Transcribe all of the material below word for word and leave out its pictures.
________________
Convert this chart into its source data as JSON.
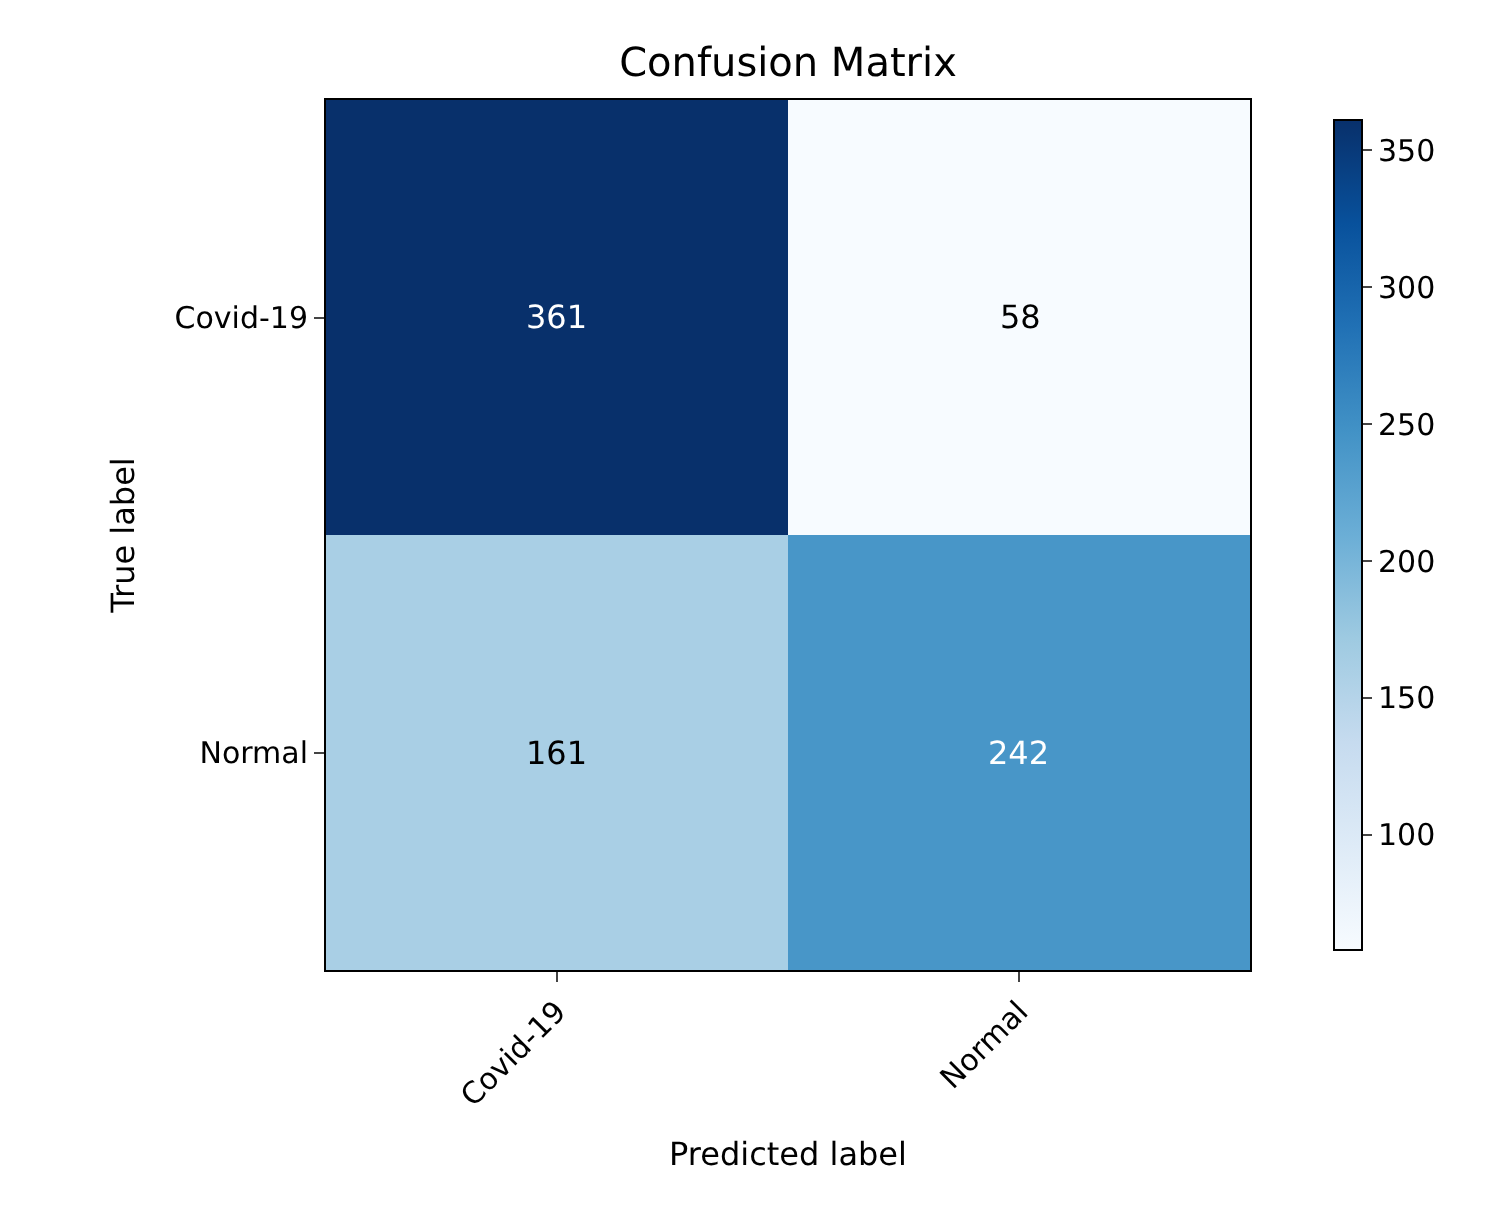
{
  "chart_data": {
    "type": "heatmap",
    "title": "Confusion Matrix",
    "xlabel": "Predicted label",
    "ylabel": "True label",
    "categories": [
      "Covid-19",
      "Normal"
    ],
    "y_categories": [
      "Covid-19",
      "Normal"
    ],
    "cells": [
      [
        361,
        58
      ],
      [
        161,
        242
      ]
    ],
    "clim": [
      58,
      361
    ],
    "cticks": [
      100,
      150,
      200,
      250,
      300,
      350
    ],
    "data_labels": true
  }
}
________________
EXERCISE RESULT >>
Convert this chart into its source data as JSON.
{
  "chart_data": {
    "type": "heatmap",
    "title": "Confusion Matrix",
    "xlabel": "Predicted label",
    "ylabel": "True label",
    "categories": [
      "Covid-19",
      "Normal"
    ],
    "y_categories": [
      "Covid-19",
      "Normal"
    ],
    "cells": [
      [
        361,
        58
      ],
      [
        161,
        242
      ]
    ],
    "clim": [
      58,
      361
    ],
    "cticks": [
      100,
      150,
      200,
      250,
      300,
      350
    ],
    "data_labels": true
  }
}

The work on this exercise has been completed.